▶ [EXTRACTED INFORMATION]
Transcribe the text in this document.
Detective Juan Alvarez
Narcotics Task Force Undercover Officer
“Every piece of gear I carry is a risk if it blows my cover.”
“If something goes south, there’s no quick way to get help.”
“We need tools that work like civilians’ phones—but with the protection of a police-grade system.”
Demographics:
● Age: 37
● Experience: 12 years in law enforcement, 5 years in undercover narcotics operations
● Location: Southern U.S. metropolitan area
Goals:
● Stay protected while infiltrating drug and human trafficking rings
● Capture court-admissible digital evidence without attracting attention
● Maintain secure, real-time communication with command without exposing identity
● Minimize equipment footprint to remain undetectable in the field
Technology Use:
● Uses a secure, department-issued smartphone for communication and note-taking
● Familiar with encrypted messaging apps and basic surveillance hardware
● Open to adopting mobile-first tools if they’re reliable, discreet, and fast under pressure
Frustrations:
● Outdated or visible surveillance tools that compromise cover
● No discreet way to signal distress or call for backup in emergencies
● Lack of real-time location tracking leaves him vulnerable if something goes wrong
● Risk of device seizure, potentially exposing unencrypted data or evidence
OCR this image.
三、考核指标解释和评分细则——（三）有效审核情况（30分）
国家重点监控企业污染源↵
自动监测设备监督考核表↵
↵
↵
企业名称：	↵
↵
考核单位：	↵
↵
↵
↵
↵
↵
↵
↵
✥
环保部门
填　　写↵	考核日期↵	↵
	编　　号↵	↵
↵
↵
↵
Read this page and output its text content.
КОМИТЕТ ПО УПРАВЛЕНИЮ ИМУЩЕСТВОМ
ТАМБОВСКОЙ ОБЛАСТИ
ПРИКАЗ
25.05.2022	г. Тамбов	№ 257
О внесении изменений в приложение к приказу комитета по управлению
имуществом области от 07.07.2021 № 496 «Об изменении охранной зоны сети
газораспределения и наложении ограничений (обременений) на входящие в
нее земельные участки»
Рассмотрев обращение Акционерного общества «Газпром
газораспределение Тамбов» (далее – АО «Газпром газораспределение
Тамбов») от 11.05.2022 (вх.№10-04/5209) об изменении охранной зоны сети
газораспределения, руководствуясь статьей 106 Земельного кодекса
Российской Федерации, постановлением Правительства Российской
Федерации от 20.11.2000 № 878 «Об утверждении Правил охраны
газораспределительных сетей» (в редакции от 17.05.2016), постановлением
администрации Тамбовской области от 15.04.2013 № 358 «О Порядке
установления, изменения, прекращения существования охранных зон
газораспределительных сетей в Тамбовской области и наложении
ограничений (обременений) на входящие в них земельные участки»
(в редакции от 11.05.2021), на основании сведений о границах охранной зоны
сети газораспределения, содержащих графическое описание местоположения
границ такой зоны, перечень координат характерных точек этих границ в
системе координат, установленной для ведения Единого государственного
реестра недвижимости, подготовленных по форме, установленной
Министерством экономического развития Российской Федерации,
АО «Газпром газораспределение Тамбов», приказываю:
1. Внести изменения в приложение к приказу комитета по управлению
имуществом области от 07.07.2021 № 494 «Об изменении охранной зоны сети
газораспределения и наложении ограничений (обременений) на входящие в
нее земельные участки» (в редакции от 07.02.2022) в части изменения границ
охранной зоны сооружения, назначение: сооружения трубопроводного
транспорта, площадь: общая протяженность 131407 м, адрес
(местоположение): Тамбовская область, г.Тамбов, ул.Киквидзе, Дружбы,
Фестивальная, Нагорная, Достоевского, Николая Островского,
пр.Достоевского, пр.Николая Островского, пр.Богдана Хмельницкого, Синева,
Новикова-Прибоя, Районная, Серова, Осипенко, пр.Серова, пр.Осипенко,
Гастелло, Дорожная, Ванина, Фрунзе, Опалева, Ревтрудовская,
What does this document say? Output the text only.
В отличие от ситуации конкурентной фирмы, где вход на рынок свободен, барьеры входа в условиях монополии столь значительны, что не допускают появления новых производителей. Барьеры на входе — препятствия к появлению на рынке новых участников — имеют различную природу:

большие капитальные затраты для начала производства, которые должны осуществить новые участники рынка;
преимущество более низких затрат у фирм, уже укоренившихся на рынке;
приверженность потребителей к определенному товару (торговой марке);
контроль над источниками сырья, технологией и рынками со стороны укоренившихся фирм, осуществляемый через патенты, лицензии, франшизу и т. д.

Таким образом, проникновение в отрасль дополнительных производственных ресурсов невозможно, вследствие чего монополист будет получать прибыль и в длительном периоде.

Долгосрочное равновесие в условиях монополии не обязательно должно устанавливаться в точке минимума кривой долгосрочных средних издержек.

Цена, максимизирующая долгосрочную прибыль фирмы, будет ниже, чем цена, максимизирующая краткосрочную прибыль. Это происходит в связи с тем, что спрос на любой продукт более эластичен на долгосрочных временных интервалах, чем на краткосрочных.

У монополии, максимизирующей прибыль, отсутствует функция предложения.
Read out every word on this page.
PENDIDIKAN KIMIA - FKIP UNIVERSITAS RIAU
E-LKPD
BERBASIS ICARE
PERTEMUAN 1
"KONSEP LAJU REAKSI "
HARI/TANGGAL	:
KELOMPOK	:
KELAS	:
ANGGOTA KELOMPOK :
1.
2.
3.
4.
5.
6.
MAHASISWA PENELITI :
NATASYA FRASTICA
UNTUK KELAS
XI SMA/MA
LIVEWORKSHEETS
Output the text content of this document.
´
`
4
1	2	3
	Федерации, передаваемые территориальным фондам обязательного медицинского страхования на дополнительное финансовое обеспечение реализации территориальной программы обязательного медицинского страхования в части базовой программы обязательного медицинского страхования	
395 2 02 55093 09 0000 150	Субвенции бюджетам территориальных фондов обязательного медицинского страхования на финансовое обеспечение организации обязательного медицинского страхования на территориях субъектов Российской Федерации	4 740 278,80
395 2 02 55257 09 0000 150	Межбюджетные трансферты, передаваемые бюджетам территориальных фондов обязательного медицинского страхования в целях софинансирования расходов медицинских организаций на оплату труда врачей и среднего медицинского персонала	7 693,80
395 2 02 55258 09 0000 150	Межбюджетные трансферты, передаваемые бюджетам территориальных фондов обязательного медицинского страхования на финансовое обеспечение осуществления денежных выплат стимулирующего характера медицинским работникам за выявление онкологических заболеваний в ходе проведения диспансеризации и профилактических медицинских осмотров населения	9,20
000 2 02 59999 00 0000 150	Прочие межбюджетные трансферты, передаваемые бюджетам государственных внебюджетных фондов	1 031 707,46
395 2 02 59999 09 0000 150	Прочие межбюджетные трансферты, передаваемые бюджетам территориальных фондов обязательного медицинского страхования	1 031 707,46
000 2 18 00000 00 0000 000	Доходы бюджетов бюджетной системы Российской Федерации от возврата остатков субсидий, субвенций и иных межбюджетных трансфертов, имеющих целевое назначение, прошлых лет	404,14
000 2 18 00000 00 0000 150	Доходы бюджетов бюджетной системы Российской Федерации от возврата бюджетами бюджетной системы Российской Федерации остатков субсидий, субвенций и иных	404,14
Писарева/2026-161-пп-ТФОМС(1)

▶ [WRITTEN EXERCISE] Exactly reproduce the material above.

▶ [THE OUTPUT]
Transcribe the text in this document.
Detective Juan Alvarez
Narcotics Task Force Undercover Officer
“Every piece of gear I carry is a risk if it blows my cover.”
“If something goes south, there’s no quick way to get help.”
“We need tools that work like civilians’ phones—but with the protection of a police-grade system.”
Demographics:
● Age: 37
● Experience: 12 years in law enforcement, 5 years in undercover narcotics operations
● Location: Southern U.S. metropolitan area
Goals:
● Stay protected while infiltrating drug and human trafficking rings
● Capture court-admissible digital evidence without attracting attention
● Maintain secure, real-time communication with command without exposing identity
● Minimize equipment footprint to remain undetectable in the field
Technology Use:
● Uses a secure, department-issued smartphone for communication and note-taking
● Familiar with encrypted messaging apps and basic surveillance hardware
● Open to adopting mobile-first tools if they’re reliable, discreet, and fast under pressure
Frustrations:
● Outdated or visible surveillance tools that compromise cover
● No discreet way to signal distress or call for backup in emergencies
● Lack of real-time location tracking leaves him vulnerable if something goes wrong
● Risk of device seizure, potentially exposing unencrypted data or evidence
OCR this image.
三、考核指标解释和评分细则——（三）有效审核情况（30分）
国家重点监控企业污染源↵
自动监测设备监督考核表↵
↵
↵
企业名称：	↵
↵
考核单位：	↵
↵
↵
↵
↵
↵
↵
↵
✥
环保部门
填　　写↵	考核日期↵	↵
	编　　号↵	↵
↵
↵
↵
Read this page and output its text content.
КОМИТЕТ ПО УПРАВЛЕНИЮ ИМУЩЕСТВОМ
ТАМБОВСКОЙ ОБЛАСТИ
ПРИКАЗ
25.05.2022	г. Тамбов	№ 257
О внесении изменений в приложение к приказу комитета по управлению
имуществом области от 07.07.2021 № 496 «Об изменении охранной зоны сети
газораспределения и наложении ограничений (обременений) на входящие в
нее земельные участки»
Рассмотрев обращение Акционерного общества «Газпром
газораспределение Тамбов» (далее – АО «Газпром газораспределение
Тамбов») от 11.05.2022 (вх.№10-04/5209) об изменении охранной зоны сети
газораспределения, руководствуясь статьей 106 Земельного кодекса
Российской Федерации, постановлением Правительства Российской
Федерации от 20.11.2000 № 878 «Об утверждении Правил охраны
газораспределительных сетей» (в редакции от 17.05.2016), постановлением
администрации Тамбовской области от 15.04.2013 № 358 «О Порядке
установления, изменения, прекращения существования охранных зон
газораспределительных сетей в Тамбовской области и наложении
ограничений (обременений) на входящие в них земельные участки»
(в редакции от 11.05.2021), на основании сведений о границах охранной зоны
сети газораспределения, содержащих графическое описание местоположения
границ такой зоны, перечень координат характерных точек этих границ в
системе координат, установленной для ведения Единого государственного
реестра недвижимости, подготовленных по форме, установленной
Министерством экономического развития Российской Федерации,
АО «Газпром газораспределение Тамбов», приказываю:
1. Внести изменения в приложение к приказу комитета по управлению
имуществом области от 07.07.2021 № 494 «Об изменении охранной зоны сети
газораспределения и наложении ограничений (обременений) на входящие в
нее земельные участки» (в редакции от 07.02.2022) в части изменения границ
охранной зоны сооружения, назначение: сооружения трубопроводного
транспорта, площадь: общая протяженность 131407 м, адрес
(местоположение): Тамбовская область, г.Тамбов, ул.Киквидзе, Дружбы,
Фестивальная, Нагорная, Достоевского, Николая Островского,
пр.Достоевского, пр.Николая Островского, пр.Богдана Хмельницкого, Синева,
Новикова-Прибоя, Районная, Серова, Осипенко, пр.Серова, пр.Осипенко,
Гастелло, Дорожная, Ванина, Фрунзе, Опалева, Ревтрудовская,
What does this document say? Output the text only.
В отличие от ситуации конкурентной фирмы, где вход на рынок свободен, барьеры входа в условиях монополии столь значительны, что не допускают появления новых производителей. Барьеры на входе — препятствия к появлению на рынке новых участников — имеют различную природу:

большие капитальные затраты для начала производства, которые должны осуществить новые участники рынка;
преимущество более низких затрат у фирм, уже укоренившихся на рынке;
приверженность потребителей к определенному товару (торговой марке);
контроль над источниками сырья, технологией и рынками со стороны укоренившихся фирм, осуществляемый через патенты, лицензии, франшизу и т. д.

Таким образом, проникновение в отрасль дополнительных производственных ресурсов невозможно, вследствие чего монополист будет получать прибыль и в длительном периоде.

Долгосрочное равновесие в условиях монополии не обязательно должно устанавливаться в точке минимума кривой долгосрочных средних издержек.

Цена, максимизирующая долгосрочную прибыль фирмы, будет ниже, чем цена, максимизирующая краткосрочную прибыль. Это происходит в связи с тем, что спрос на любой продукт более эластичен на долгосрочных временных интервалах, чем на краткосрочных.

У монополии, максимизирующей прибыль, отсутствует функция предложения.
Read out every word on this page.
PENDIDIKAN KIMIA - FKIP UNIVERSITAS RIAU
E-LKPD
BERBASIS ICARE
PERTEMUAN 1
"KONSEP LAJU REAKSI "
HARI/TANGGAL	:
KELOMPOK	:
KELAS	:
ANGGOTA KELOMPOK :
1.
2.
3.
4.
5.
6.
MAHASISWA PENELITI :
NATASYA FRASTICA
UNTUK KELAS
XI SMA/MA
LIVEWORKSHEETS
Output the text content of this document.
´
`
4
1	2	3
	Федерации, передаваемые территориальным фондам обязательного медицинского страхования на дополнительное финансовое обеспечение реализации территориальной программы обязательного медицинского страхования в части базовой программы обязательного медицинского страхования	
395 2 02 55093 09 0000 150	Субвенции бюджетам территориальных фондов обязательного медицинского страхования на финансовое обеспечение организации обязательного медицинского страхования на территориях субъектов Российской Федерации	4 740 278,80
395 2 02 55257 09 0000 150	Межбюджетные трансферты, передаваемые бюджетам территориальных фондов обязательного медицинского страхования в целях софинансирования расходов медицинских организаций на оплату труда врачей и среднего медицинского персонала	7 693,80
395 2 02 55258 09 0000 150	Межбюджетные трансферты, передаваемые бюджетам территориальных фондов обязательного медицинского страхования на финансовое обеспечение осуществления денежных выплат стимулирующего характера медицинским работникам за выявление онкологических заболеваний в ходе проведения диспансеризации и профилактических медицинских осмотров населения	9,20
000 2 02 59999 00 0000 150	Прочие межбюджетные трансферты, передаваемые бюджетам государственных внебюджетных фондов	1 031 707,46
395 2 02 59999 09 0000 150	Прочие межбюджетные трансферты, передаваемые бюджетам территориальных фондов обязательного медицинского страхования	1 031 707,46
000 2 18 00000 00 0000 000	Доходы бюджетов бюджетной системы Российской Федерации от возврата остатков субсидий, субвенций и иных межбюджетных трансфертов, имеющих целевое назначение, прошлых лет	404,14
000 2 18 00000 00 0000 150	Доходы бюджетов бюджетной системы Российской Федерации от возврата бюджетами бюджетной системы Российской Федерации остатков субсидий, субвенций и иных	404,14
Писарева/2026-161-пп-ТФОМС(1)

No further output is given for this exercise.